## WHAT YOU ARE ASKED TO DO
List each line in which the string "economic" appears.

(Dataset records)

*****

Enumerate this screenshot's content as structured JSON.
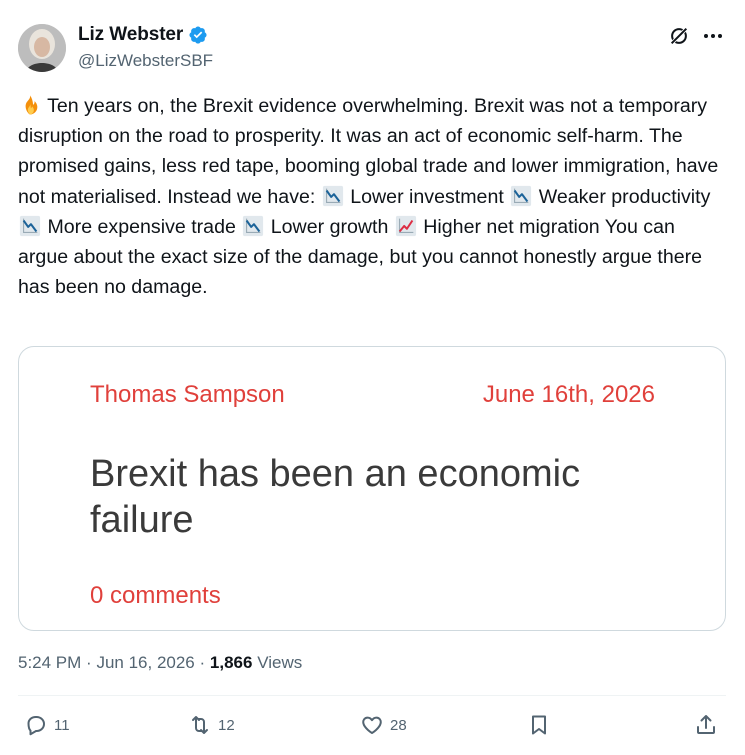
{
  "author": {
    "display_name": "Liz Webster",
    "handle": "@LizWebsterSBF",
    "verified": true
  },
  "tweet": {
    "segments": [
      {
        "emoji": "fire-icon"
      },
      {
        "text": " Ten years on, the Brexit evidence overwhelming. Brexit was not a temporary disruption on the road to prosperity. It was an act of economic self-harm. The promised gains, less red tape, booming global trade and lower immigration, have not materialised. Instead we have: "
      },
      {
        "emoji": "chart-decreasing-icon"
      },
      {
        "text": " Lower investment "
      },
      {
        "emoji": "chart-decreasing-icon"
      },
      {
        "text": " Weaker productivity "
      },
      {
        "emoji": "chart-decreasing-icon"
      },
      {
        "text": " More expensive trade "
      },
      {
        "emoji": "chart-decreasing-icon"
      },
      {
        "text": " Lower growth "
      },
      {
        "emoji": "chart-increasing-icon"
      },
      {
        "text": " Higher net migration You can argue about the exact size of the damage, but you cannot honestly argue there has been no damage."
      }
    ]
  },
  "card": {
    "author": "Thomas Sampson",
    "date": "June 16th, 2026",
    "title": "Brexit has been an economic failure",
    "comments": "0 comments"
  },
  "meta": {
    "time": "5:24 PM",
    "separator": "·",
    "date": "Jun 16, 2026",
    "views_count": "1,866",
    "views_label": "Views"
  },
  "actions": {
    "replies": "11",
    "reposts": "12",
    "likes": "28"
  },
  "colors": {
    "accent_red": "#e0403b",
    "verified_blue": "#1d9bf0",
    "muted": "#536471"
  }
}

*****

## COMPLETE RESPONSE
        "text": " Ten years on, the Brexit evidence overwhelming. Brexit was not a temporary disruption on the road to prosperity. It was an act of economic self-harm. The promised gains, less red tape, booming global trade and lower immigration, have not materialised. Instead we have: "
    "title": "Brexit has been an economic failure",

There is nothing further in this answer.